YOUR TASK: For each line that holds "this", copy the line out.

Records excerpted from a collection:

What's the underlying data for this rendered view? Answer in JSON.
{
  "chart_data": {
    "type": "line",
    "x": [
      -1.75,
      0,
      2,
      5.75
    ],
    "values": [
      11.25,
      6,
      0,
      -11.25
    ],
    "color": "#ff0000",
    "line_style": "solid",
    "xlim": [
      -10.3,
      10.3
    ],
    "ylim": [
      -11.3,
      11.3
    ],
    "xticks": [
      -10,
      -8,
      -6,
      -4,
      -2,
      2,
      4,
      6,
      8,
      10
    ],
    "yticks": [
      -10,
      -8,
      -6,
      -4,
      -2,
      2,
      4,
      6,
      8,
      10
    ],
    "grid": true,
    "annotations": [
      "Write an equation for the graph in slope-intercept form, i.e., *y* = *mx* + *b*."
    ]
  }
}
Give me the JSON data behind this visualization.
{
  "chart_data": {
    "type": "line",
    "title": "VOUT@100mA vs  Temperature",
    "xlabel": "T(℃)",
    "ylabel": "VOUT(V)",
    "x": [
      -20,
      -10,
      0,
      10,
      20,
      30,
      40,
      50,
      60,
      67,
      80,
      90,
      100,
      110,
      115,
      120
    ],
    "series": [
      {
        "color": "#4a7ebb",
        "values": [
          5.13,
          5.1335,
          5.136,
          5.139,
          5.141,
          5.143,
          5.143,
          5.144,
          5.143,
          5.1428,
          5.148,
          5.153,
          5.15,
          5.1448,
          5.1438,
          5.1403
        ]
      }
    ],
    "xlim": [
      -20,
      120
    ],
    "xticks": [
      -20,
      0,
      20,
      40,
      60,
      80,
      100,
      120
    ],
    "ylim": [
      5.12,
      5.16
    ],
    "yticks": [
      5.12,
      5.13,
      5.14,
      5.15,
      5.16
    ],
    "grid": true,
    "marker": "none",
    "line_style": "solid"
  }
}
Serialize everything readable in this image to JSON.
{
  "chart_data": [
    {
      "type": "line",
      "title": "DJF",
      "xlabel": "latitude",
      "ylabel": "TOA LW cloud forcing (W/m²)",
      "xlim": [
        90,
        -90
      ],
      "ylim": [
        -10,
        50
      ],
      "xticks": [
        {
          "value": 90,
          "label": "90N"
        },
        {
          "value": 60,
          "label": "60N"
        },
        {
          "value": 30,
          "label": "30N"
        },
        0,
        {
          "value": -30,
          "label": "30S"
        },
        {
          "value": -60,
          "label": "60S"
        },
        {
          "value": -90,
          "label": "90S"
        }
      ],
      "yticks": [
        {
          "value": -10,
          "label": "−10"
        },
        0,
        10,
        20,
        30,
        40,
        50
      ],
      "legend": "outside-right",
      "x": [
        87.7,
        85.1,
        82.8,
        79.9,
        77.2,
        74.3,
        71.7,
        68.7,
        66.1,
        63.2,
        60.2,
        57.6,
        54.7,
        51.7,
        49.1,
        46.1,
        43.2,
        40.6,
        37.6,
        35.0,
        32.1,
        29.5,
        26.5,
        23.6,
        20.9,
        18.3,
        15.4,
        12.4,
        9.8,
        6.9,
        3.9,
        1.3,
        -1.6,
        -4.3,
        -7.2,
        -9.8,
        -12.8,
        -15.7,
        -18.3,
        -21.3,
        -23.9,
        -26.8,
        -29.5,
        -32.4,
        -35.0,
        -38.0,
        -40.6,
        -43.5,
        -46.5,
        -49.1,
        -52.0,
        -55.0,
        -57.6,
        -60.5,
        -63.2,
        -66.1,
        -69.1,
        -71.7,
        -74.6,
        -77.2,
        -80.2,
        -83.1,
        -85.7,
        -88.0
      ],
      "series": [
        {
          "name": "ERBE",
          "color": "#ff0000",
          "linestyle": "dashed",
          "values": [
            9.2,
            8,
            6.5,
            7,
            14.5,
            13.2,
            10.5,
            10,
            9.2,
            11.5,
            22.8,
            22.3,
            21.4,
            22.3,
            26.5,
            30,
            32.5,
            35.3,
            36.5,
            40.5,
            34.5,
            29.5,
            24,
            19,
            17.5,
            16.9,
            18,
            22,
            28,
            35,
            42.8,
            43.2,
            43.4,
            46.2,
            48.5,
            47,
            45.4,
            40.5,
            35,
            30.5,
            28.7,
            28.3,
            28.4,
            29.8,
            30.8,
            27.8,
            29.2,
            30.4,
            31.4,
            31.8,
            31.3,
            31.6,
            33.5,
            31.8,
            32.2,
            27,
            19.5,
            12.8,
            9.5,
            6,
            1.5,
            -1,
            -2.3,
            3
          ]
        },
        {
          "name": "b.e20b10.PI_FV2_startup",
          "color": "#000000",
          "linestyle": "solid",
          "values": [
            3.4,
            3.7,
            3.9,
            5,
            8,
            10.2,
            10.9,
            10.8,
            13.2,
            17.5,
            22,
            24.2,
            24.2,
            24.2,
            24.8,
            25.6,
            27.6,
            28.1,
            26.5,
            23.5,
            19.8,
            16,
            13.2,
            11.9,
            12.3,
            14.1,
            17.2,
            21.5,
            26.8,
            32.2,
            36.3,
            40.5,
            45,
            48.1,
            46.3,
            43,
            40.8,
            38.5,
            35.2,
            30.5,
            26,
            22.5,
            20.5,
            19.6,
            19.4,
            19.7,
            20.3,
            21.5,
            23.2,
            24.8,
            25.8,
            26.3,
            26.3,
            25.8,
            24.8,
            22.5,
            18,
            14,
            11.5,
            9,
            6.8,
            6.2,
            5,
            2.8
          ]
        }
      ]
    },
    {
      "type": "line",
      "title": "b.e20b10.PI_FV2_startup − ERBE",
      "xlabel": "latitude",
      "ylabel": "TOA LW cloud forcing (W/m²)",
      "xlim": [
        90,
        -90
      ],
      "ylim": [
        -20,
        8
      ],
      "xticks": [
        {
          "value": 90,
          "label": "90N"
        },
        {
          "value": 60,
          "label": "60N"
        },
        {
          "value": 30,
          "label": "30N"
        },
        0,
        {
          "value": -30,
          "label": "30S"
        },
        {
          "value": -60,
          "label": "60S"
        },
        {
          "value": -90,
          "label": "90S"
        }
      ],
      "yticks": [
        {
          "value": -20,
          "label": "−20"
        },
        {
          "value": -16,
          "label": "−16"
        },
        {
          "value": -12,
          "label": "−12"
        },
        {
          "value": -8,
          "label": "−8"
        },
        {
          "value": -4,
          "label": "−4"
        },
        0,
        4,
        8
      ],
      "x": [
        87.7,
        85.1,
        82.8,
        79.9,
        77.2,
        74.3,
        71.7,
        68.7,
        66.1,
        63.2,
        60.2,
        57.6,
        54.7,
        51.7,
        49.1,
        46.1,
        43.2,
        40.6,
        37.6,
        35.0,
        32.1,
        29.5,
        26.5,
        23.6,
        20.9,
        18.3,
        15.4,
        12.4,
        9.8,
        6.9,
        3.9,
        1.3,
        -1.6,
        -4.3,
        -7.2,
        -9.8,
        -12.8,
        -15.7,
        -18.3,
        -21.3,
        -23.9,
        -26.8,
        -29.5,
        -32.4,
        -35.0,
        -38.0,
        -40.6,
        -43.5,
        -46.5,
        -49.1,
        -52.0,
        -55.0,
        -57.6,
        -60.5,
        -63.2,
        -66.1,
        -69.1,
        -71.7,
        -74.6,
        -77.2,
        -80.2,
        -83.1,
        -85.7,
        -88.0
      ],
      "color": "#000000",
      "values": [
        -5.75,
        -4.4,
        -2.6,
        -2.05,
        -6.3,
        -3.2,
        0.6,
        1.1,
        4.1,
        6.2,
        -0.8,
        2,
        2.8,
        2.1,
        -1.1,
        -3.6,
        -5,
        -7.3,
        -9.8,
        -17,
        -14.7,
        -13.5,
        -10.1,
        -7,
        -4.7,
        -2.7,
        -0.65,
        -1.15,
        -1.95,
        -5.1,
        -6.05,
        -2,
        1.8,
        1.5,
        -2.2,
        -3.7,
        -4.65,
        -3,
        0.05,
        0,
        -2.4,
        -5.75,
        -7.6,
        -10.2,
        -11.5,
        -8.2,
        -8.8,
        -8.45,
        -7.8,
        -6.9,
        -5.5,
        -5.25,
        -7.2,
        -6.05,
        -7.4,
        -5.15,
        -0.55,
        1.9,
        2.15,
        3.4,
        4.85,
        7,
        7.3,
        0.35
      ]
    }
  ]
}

FINAL RESULT:
What's the underlying data for this rendered view? Answer in JSON.
Give me the JSON data behind this visualization.
Serialize everything readable in this image to JSON.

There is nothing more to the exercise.